Direction ▸ Give the rows below as a numbered list, leaving out any blank lines.

Part of a data file:
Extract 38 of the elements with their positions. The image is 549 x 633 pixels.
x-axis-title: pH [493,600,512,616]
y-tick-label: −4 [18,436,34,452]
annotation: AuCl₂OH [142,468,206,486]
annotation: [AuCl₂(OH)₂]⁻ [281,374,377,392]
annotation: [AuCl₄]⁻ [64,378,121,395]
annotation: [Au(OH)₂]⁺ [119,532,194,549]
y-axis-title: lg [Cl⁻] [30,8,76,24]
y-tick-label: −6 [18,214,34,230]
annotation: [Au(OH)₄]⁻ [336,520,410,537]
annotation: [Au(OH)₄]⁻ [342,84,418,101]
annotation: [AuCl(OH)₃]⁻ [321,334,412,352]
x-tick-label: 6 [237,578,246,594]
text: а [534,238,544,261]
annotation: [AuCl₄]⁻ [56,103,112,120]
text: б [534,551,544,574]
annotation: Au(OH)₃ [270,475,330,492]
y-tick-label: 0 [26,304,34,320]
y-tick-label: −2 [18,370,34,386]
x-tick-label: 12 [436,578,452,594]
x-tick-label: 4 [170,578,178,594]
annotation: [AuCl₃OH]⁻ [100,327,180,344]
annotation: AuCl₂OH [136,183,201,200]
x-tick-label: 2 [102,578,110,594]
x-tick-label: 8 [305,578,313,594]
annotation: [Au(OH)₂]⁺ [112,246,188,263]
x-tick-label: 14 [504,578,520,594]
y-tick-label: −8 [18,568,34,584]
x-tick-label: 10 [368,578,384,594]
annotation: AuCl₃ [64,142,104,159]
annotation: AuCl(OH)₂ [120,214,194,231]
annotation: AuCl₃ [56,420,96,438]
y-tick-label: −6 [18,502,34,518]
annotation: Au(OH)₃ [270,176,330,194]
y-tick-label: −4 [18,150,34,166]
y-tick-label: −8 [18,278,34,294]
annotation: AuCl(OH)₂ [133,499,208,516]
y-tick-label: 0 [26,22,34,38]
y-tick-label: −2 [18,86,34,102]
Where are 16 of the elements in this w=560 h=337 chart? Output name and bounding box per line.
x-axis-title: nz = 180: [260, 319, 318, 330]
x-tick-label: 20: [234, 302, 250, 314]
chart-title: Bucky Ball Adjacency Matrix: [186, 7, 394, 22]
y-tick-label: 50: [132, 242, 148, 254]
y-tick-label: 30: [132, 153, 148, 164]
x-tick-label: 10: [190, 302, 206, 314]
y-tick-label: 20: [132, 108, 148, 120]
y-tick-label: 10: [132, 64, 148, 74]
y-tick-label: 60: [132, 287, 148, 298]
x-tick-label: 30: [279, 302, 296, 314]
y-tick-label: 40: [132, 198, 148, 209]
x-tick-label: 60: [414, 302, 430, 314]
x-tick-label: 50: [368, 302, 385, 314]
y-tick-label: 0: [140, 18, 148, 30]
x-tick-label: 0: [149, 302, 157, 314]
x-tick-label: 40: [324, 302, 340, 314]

Expected output ▸
1. Extract 38 of the elements with their positions. The image is 549 x 633 pixels.
2. x-axis-title: pH [493,600,512,616]
3. y-tick-label: −4 [18,436,34,452]
4. annotation: AuCl₂OH [142,468,206,486]
5. annotation: [AuCl₂(OH)₂]⁻ [281,374,377,392]
6. annotation: [AuCl₄]⁻ [64,378,121,395]
7. annotation: [Au(OH)₂]⁺ [119,532,194,549]
8. y-axis-title: lg [Cl⁻] [30,8,76,24]
9. y-tick-label: −6 [18,214,34,230]
10. annotation: [Au(OH)₄]⁻ [336,520,410,537]
11. annotation: [Au(OH)₄]⁻ [342,84,418,101]
12. annotation: [AuCl(OH)₃]⁻ [321,334,412,352]
13. x-tick-label: 6 [237,578,246,594]
14. text: а [534,238,544,261]
15. annotation: [AuCl₄]⁻ [56,103,112,120]
16. text: б [534,551,544,574]
17. annotation: Au(OH)₃ [270,475,330,492]
18. y-tick-label: 0 [26,304,34,320]
19. y-tick-label: −2 [18,370,34,386]
20. x-tick-label: 12 [436,578,452,594]
21. x-tick-label: 4 [170,578,178,594]
22. annotation: [AuCl₃OH]⁻ [100,327,180,344]
23. annotation: AuCl₂OH [136,183,201,200]
24. x-tick-label: 2 [102,578,110,594]
25. x-tick-label: 8 [305,578,313,594]
26. annotation: [Au(OH)₂]⁺ [112,246,188,263]
27. x-tick-label: 14 [504,578,520,594]
28. y-tick-label: −8 [18,568,34,584]
29. x-tick-label: 10 [368,578,384,594]
30. annotation: AuCl₃ [64,142,104,159]
31. annotation: AuCl(OH)₂ [120,214,194,231]
32. annotation: AuCl₃ [56,420,96,438]
33. y-tick-label: −6 [18,502,34,518]
34. annotation: Au(OH)₃ [270,176,330,194]
35. y-tick-label: −4 [18,150,34,166]
36. y-tick-label: −8 [18,278,34,294]
37. annotation: AuCl(OH)₂ [133,499,208,516]
38. y-tick-label: 0 [26,22,34,38]
39. y-tick-label: −2 [18,86,34,102]
40. Where are 16 of the elements in this w=560 h=337 chart? Output name and bounding box per line.
41. x-axis-title: nz = 180: [260, 319, 318, 330]
42. x-tick-label: 20: [234, 302, 250, 314]
43. chart-title: Bucky Ball Adjacency Matrix: [186, 7, 394, 22]
44. y-tick-label: 50: [132, 242, 148, 254]
45. y-tick-label: 30: [132, 153, 148, 164]
46. x-tick-label: 10: [190, 302, 206, 314]
47. y-tick-label: 20: [132, 108, 148, 120]
48. y-tick-label: 10: [132, 64, 148, 74]
49. y-tick-label: 60: [132, 287, 148, 298]
50. x-tick-label: 30: [279, 302, 296, 314]
51. y-tick-label: 40: [132, 198, 148, 209]
52. x-tick-label: 60: [414, 302, 430, 314]
53. x-tick-label: 50: [368, 302, 385, 314]
54. y-tick-label: 0: [140, 18, 148, 30]
55. x-tick-label: 0: [149, 302, 157, 314]
56. x-tick-label: 40: [324, 302, 340, 314]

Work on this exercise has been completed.